**Work to complete:** In the listing below, identify each line with the word "color" and return those lines.

## start Rows

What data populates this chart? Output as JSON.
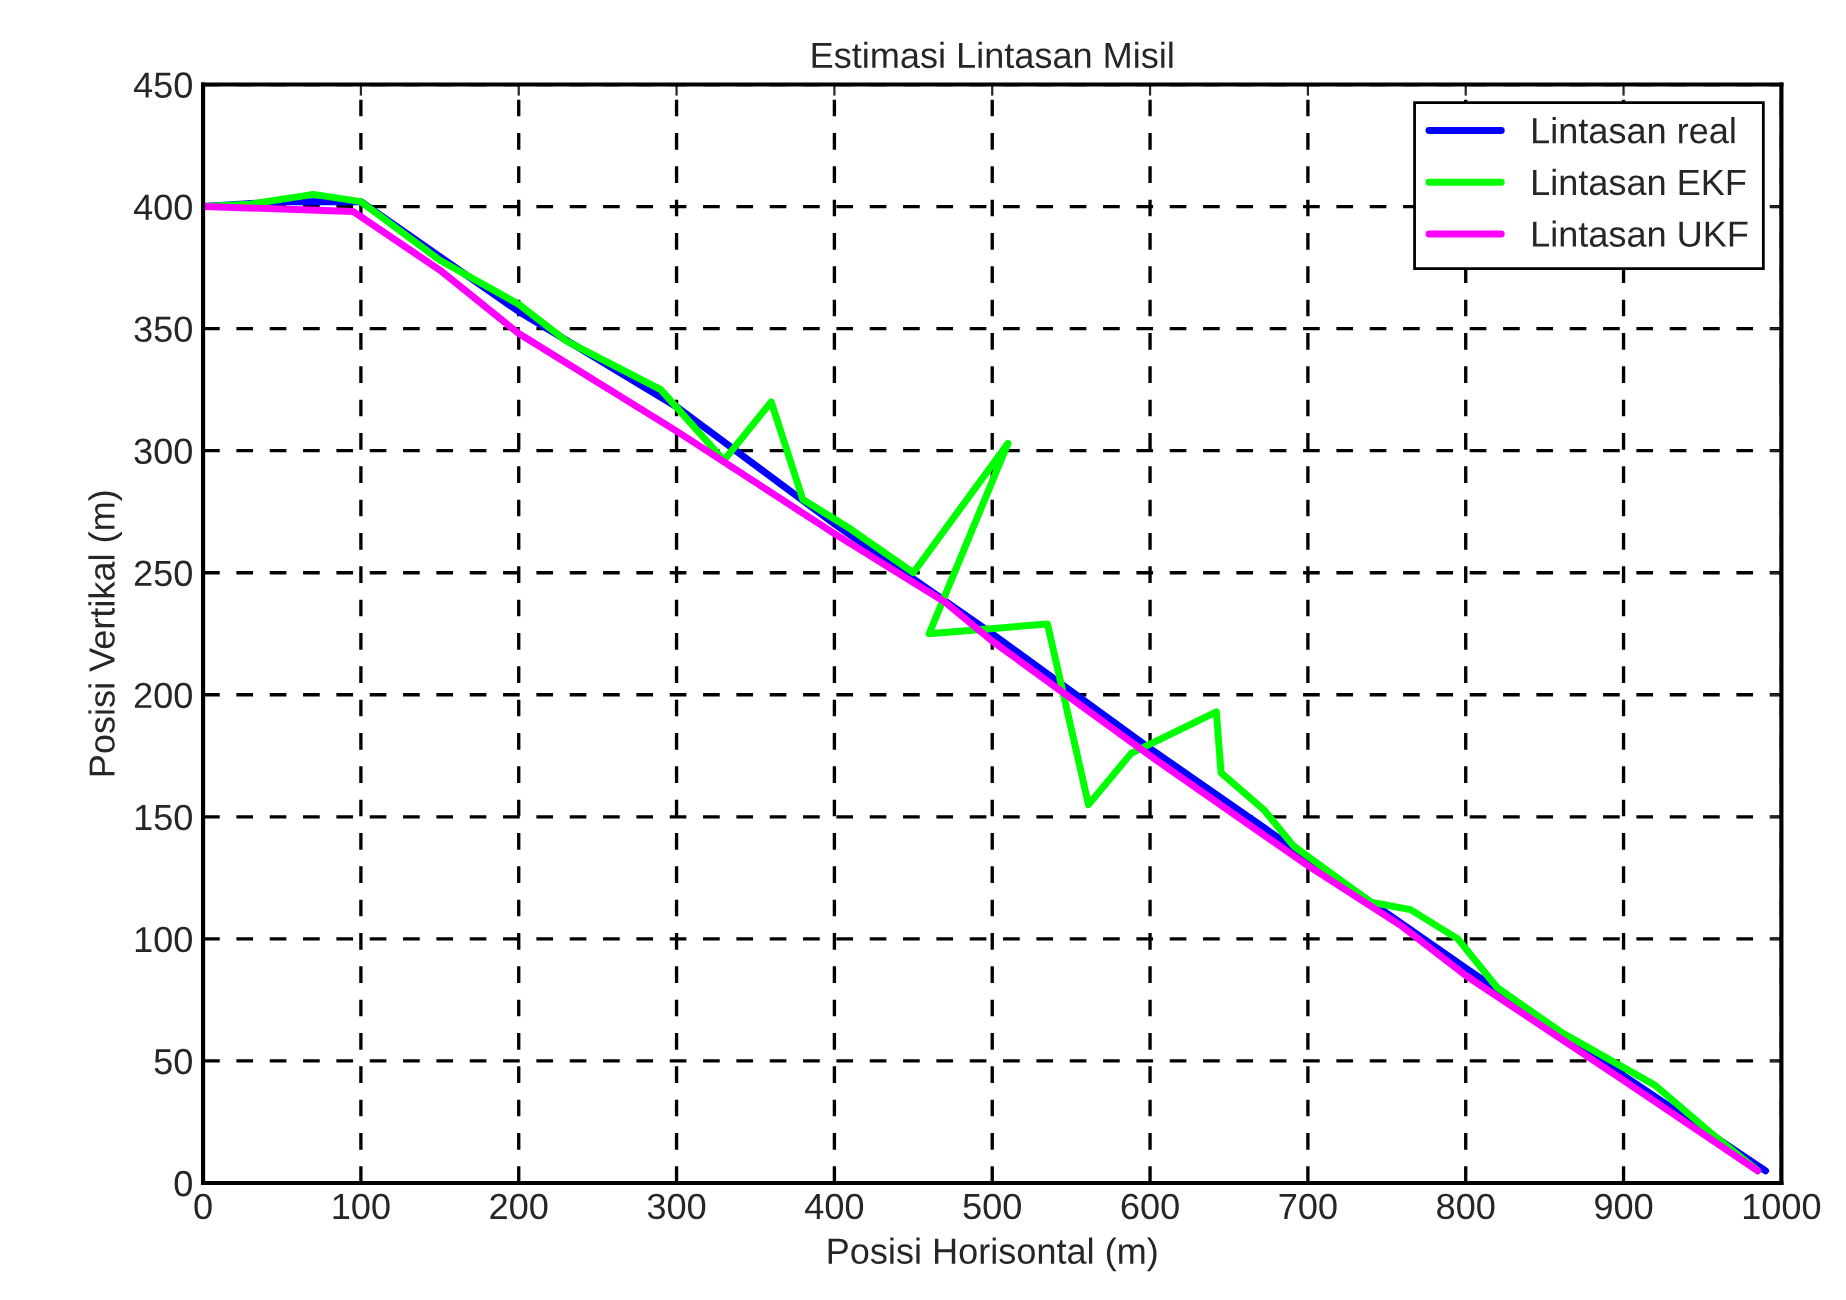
{
  "chart_data": {
    "type": "line",
    "title": "Estimasi Lintasan Misil",
    "xlabel": "Posisi Horisontal (m)",
    "ylabel": "Posisi Vertikal (m)",
    "xlim": [
      0,
      1000
    ],
    "ylim": [
      0,
      450
    ],
    "xticks": [
      0,
      100,
      200,
      300,
      400,
      500,
      600,
      700,
      800,
      900,
      1000
    ],
    "yticks": [
      0,
      50,
      100,
      150,
      200,
      250,
      300,
      350,
      400,
      450
    ],
    "grid": true,
    "legend": "top right",
    "line_style": "solid",
    "marker": "none",
    "series": [
      {
        "name": "Lintasan real",
        "color": "#0000ff",
        "x": [
          0,
          50,
          100,
          200,
          300,
          400,
          500,
          600,
          700,
          800,
          900,
          990
        ],
        "values": [
          400,
          402,
          402,
          357,
          318,
          270,
          225,
          178,
          133,
          88,
          44,
          5
        ]
      },
      {
        "name": "Lintasan EKF",
        "color": "#00ff00",
        "x": [
          0,
          30,
          70,
          100,
          150,
          200,
          230,
          290,
          330,
          360,
          380,
          410,
          450,
          510,
          460,
          535,
          561,
          588,
          642,
          645,
          672,
          691,
          740,
          765,
          795,
          820,
          860,
          920,
          960,
          985
        ],
        "values": [
          400,
          401,
          405,
          402,
          378,
          360,
          345,
          325,
          296,
          320,
          280,
          268,
          250,
          303,
          225,
          229,
          155,
          176,
          193,
          168,
          153,
          138,
          115,
          112,
          100,
          80,
          62,
          40,
          18,
          5
        ]
      },
      {
        "name": "Lintasan UKF",
        "color": "#ff00ff",
        "x": [
          0,
          50,
          95,
          150,
          200,
          300,
          400,
          470,
          500,
          600,
          700,
          760,
          800,
          900,
          985
        ],
        "values": [
          400,
          399,
          398,
          374,
          348,
          308,
          266,
          238,
          222,
          175,
          130,
          105,
          85,
          42,
          5
        ]
      }
    ]
  }
}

## end Rows

**Task response:**
        "color": "#0000ff",
        "color": "#00ff00",
        "color": "#ff00ff",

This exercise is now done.